[Task goal] Identify all lines below that hold "Cascade" and collect them.

[Records supplied]
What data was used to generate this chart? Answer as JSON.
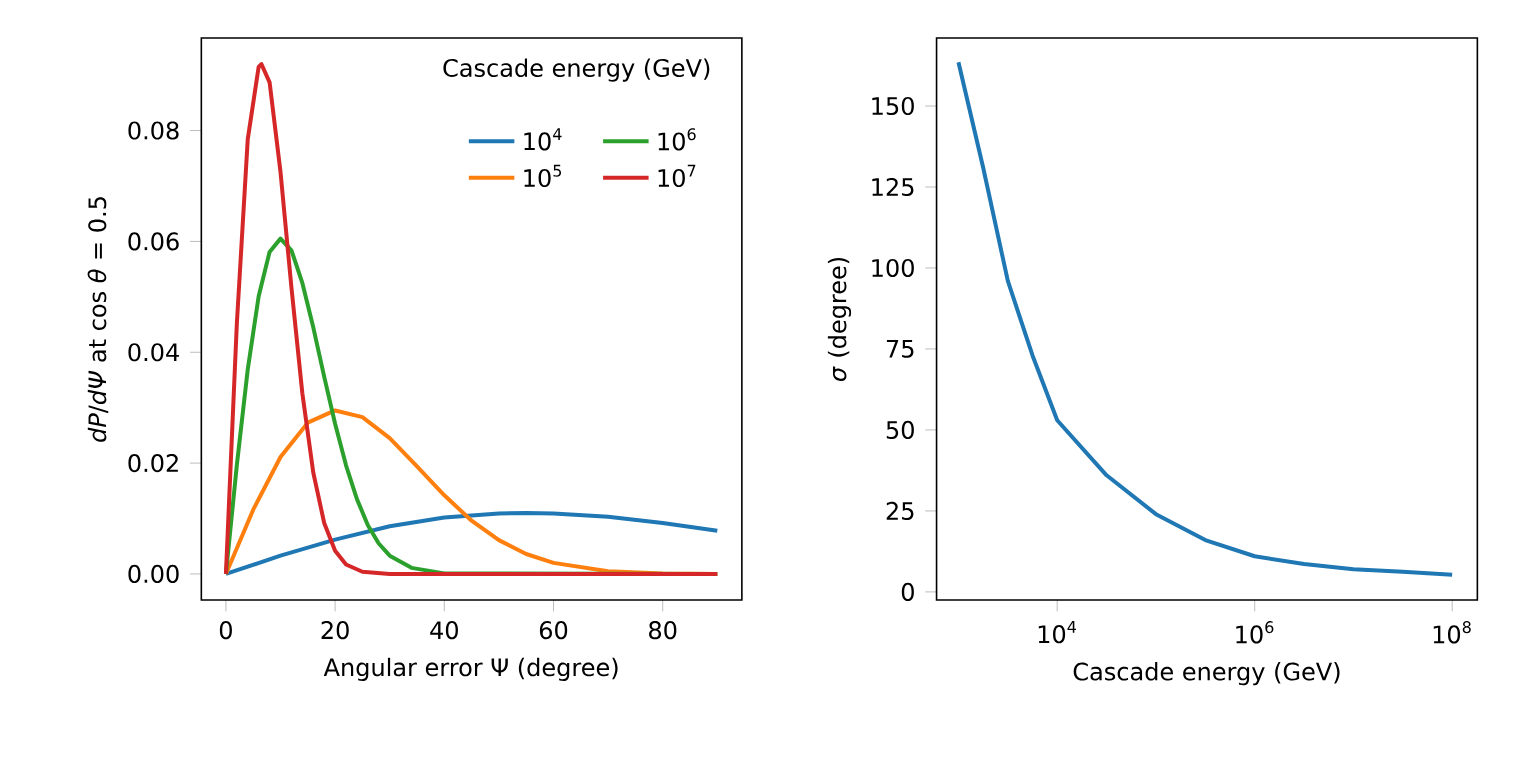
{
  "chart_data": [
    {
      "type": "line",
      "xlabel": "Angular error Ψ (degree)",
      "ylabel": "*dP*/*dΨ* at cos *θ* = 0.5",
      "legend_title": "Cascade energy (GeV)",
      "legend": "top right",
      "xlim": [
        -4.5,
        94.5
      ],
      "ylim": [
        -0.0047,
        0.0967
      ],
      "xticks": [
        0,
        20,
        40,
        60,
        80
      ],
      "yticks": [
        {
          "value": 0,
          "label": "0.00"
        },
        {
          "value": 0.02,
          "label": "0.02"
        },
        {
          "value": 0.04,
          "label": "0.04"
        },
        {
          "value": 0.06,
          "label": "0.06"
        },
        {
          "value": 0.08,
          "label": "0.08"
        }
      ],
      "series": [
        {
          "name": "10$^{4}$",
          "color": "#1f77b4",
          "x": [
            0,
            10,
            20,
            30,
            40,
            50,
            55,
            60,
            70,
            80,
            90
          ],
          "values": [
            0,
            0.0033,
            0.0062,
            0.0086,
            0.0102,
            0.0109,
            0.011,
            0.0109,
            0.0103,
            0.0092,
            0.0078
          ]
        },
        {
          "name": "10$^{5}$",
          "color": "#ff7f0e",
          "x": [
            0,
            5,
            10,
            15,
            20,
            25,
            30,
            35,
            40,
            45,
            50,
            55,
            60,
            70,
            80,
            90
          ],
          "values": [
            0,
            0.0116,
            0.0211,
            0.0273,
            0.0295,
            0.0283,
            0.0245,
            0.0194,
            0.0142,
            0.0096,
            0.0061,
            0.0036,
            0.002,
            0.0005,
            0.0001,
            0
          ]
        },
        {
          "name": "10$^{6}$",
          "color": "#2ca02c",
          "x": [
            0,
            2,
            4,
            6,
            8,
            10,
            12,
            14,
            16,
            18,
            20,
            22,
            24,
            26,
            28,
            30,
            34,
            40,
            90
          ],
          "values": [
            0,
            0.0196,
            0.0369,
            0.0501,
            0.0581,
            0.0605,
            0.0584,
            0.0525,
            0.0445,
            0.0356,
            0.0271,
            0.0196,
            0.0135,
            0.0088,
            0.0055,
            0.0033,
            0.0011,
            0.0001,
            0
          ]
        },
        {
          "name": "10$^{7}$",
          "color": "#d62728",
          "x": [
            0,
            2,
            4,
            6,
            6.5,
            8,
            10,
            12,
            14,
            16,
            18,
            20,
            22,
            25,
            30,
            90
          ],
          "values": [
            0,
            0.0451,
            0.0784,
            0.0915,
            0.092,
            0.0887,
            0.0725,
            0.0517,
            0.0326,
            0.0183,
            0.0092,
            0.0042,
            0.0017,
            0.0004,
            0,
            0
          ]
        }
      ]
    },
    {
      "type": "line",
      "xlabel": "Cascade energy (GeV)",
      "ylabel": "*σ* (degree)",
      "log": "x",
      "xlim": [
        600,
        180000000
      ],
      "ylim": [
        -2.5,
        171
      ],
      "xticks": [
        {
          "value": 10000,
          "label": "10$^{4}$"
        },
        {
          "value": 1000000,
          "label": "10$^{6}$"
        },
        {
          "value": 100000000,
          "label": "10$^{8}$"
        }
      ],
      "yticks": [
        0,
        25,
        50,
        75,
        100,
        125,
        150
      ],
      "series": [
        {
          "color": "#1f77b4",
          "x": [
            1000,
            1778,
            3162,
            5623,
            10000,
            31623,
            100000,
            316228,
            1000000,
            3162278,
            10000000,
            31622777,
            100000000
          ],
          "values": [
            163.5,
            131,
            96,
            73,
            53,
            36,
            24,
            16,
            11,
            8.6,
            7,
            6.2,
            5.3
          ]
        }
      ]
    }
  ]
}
---
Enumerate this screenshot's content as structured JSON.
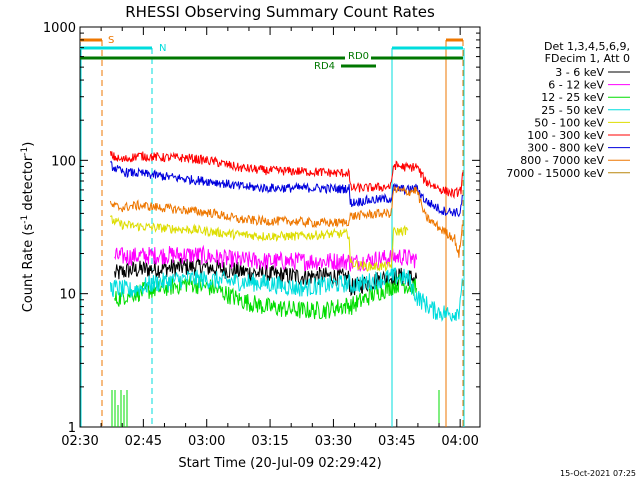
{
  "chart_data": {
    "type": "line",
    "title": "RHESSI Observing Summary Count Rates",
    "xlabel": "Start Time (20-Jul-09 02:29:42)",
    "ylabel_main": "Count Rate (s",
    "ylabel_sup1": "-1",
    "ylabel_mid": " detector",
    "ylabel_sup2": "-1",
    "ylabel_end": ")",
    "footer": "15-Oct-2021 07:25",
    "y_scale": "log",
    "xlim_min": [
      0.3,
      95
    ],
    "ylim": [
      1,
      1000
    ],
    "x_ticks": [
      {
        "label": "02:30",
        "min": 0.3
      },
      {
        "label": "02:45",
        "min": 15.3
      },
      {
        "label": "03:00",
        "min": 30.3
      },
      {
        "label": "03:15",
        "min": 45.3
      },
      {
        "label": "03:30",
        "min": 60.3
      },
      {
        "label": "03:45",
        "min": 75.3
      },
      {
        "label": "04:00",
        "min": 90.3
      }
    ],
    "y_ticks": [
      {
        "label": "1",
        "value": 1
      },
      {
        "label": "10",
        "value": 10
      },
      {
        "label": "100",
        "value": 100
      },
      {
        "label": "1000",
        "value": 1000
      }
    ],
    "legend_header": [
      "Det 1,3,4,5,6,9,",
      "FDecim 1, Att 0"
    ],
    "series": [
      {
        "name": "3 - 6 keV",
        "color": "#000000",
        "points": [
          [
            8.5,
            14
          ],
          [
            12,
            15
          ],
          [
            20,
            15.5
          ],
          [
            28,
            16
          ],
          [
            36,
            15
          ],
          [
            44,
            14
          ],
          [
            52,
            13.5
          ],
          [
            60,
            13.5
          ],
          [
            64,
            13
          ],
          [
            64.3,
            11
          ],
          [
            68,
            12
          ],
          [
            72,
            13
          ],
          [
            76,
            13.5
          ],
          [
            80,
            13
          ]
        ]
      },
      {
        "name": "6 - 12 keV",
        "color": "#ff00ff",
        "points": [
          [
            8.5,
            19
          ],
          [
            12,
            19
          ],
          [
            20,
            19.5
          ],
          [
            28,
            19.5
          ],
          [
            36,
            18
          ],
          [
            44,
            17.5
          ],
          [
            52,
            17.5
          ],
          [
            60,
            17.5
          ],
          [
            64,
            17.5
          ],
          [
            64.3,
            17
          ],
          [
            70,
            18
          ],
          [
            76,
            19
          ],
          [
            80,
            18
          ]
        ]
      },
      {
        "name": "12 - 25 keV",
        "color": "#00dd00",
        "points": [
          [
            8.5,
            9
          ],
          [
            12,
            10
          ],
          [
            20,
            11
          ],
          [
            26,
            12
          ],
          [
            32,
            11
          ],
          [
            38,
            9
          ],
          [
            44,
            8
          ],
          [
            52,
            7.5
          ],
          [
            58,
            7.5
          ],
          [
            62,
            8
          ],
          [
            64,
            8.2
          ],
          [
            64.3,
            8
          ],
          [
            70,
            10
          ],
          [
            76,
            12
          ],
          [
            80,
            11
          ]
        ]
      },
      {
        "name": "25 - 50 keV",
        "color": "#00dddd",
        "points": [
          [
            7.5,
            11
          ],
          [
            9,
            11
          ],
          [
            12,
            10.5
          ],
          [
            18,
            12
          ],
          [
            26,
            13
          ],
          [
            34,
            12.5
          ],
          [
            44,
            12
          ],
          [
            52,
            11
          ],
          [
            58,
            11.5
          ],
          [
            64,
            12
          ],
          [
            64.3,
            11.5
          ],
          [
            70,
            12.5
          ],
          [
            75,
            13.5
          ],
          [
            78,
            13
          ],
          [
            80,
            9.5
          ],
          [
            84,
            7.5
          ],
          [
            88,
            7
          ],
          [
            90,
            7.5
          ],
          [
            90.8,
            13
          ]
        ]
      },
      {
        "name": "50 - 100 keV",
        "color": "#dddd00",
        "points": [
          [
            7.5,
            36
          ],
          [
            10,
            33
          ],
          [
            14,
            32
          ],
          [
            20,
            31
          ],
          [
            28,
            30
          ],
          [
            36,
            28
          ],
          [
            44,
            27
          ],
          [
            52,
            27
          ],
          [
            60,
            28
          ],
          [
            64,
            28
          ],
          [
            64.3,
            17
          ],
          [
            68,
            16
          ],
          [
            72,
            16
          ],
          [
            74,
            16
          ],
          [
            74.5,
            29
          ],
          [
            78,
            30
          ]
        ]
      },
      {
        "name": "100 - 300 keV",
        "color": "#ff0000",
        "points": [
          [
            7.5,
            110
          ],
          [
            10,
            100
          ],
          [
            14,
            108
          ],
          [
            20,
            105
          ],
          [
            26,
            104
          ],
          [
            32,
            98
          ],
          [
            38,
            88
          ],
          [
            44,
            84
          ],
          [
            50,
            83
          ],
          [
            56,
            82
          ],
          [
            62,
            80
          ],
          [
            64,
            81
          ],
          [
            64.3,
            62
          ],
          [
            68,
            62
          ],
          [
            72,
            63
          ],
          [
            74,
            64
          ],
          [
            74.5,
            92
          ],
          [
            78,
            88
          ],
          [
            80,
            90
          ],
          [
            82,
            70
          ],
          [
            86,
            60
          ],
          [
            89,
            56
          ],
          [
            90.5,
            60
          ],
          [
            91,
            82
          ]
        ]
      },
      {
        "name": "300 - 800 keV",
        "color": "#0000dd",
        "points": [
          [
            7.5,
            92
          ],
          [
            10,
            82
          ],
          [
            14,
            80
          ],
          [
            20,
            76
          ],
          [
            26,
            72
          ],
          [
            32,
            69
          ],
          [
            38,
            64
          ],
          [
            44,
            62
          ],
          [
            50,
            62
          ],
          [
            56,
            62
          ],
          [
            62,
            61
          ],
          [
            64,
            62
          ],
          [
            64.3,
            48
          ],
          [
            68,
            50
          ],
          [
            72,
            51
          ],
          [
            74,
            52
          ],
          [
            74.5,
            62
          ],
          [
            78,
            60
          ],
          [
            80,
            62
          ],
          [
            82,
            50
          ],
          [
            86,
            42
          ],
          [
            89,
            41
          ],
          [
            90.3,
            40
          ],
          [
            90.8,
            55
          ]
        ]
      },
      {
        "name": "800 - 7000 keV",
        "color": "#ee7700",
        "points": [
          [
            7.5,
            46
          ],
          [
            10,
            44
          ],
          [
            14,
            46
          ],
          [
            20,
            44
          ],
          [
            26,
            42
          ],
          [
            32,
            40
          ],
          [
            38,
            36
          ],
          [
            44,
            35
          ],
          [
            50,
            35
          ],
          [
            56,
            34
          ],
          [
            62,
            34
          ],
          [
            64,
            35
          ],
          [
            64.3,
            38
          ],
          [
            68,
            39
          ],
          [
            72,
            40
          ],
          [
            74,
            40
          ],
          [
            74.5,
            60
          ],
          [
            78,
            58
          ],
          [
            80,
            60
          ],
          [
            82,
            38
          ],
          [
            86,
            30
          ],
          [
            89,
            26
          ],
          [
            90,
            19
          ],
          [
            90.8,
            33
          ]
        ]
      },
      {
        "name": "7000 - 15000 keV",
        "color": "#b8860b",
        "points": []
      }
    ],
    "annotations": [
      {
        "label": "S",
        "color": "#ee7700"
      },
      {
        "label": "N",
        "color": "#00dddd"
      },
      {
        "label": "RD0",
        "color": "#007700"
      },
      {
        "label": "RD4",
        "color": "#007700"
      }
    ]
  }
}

[Final result]
      "legend_title": "Cascade energy (GeV)",
      "xlabel": "Cascade energy (GeV)",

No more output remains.